-- Start of Data for this exercise --
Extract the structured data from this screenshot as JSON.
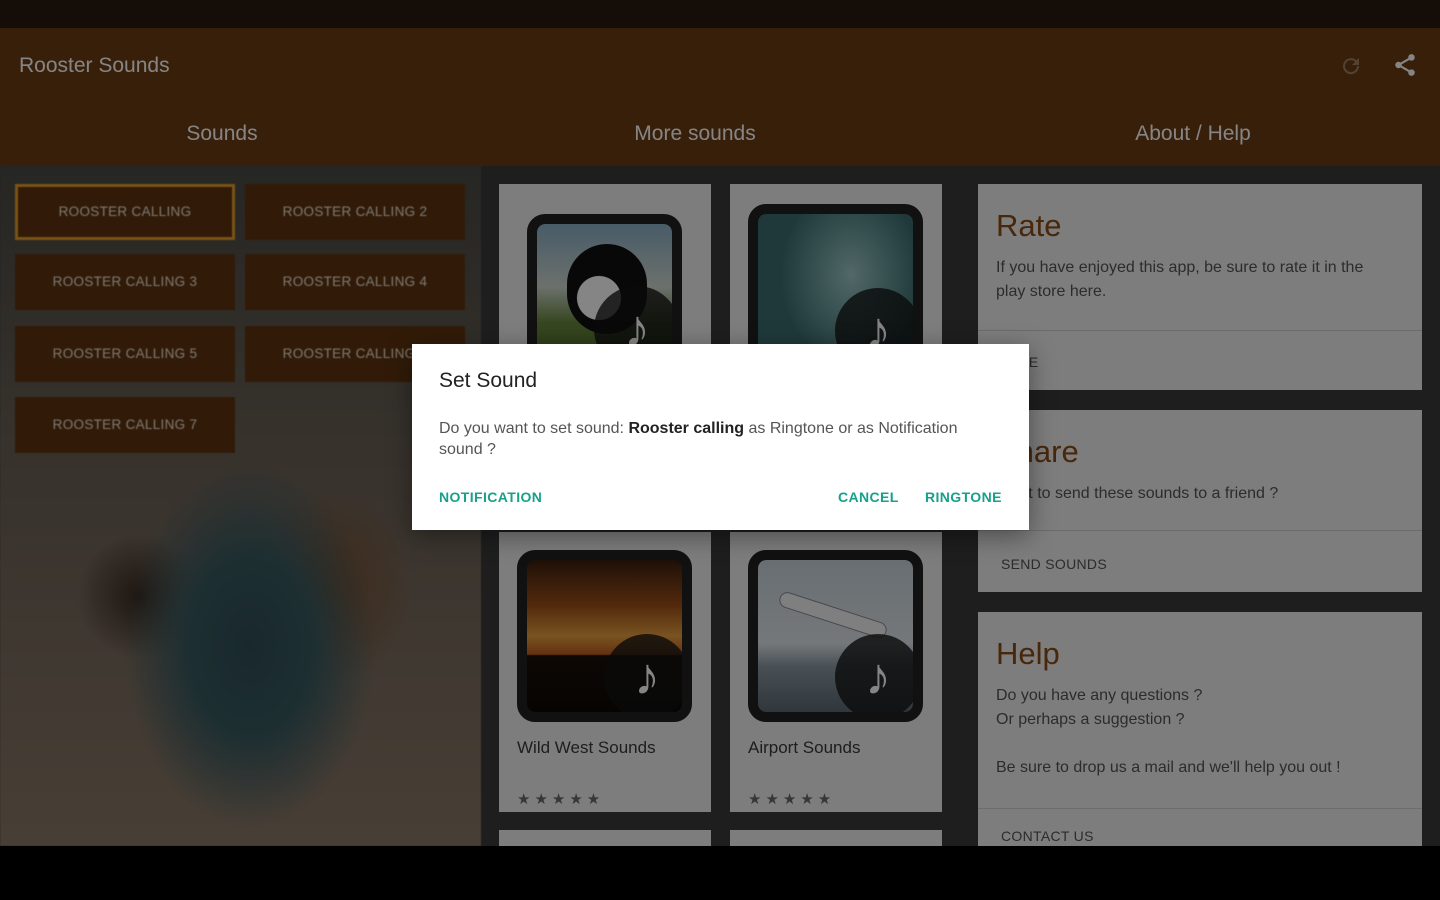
{
  "app": {
    "title": "Rooster Sounds"
  },
  "toolbar": {
    "refresh_icon": "refresh-icon",
    "share_icon": "share-icon"
  },
  "tabs": [
    {
      "label": "Sounds"
    },
    {
      "label": "More sounds"
    },
    {
      "label": "About / Help"
    }
  ],
  "sound_buttons": [
    {
      "label": "ROOSTER CALLING",
      "selected": true
    },
    {
      "label": "ROOSTER CALLING 2"
    },
    {
      "label": "ROOSTER CALLING 3"
    },
    {
      "label": "ROOSTER CALLING 4"
    },
    {
      "label": "ROOSTER CALLING 5"
    },
    {
      "label": "ROOSTER CALLING 6"
    },
    {
      "label": "ROOSTER CALLING 7"
    }
  ],
  "more_sounds": [
    {
      "title": "",
      "stars": "★★★★★"
    },
    {
      "title": "",
      "stars": "★★★★★"
    },
    {
      "title": "Wild West Sounds",
      "stars": "★★★★★"
    },
    {
      "title": "Airport Sounds",
      "stars": "★★★★★"
    }
  ],
  "about": {
    "rate": {
      "title": "Rate",
      "body": "If you have enjoyed this app, be sure to rate it in the play store here.",
      "action": "RATE"
    },
    "share": {
      "title": "Share",
      "body": "Want to send these sounds to a friend ?",
      "action": "SEND SOUNDS"
    },
    "help": {
      "title": "Help",
      "body": "Do you have any questions ?\nOr perhaps a suggestion ?\n\nBe sure to drop us a mail and we'll help you out !",
      "action": "CONTACT US"
    }
  },
  "dialog": {
    "title": "Set Sound",
    "message_prefix": "Do you want to set sound: ",
    "sound_name": "Rooster calling",
    "message_suffix": " as Ringtone or as Notification sound ?",
    "notification_label": "NOTIFICATION",
    "cancel_label": "CANCEL",
    "ringtone_label": "RINGTONE"
  },
  "colors": {
    "brand": "#6b3d15",
    "accent": "#17a08a",
    "button": "#5e3411",
    "selected_border": "#e6a02a"
  }
}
-- End of Data for this exercise --
What the exercise asks
Extract all lines containing the word "sure".

Finished answer
      "body": "If you have enjoyed this app, be sure to rate it in the play store here.",
      "body": "Do you have any questions ?\nOr perhaps a suggestion ?\n\nBe sure to drop us a mail and we'll help you out !",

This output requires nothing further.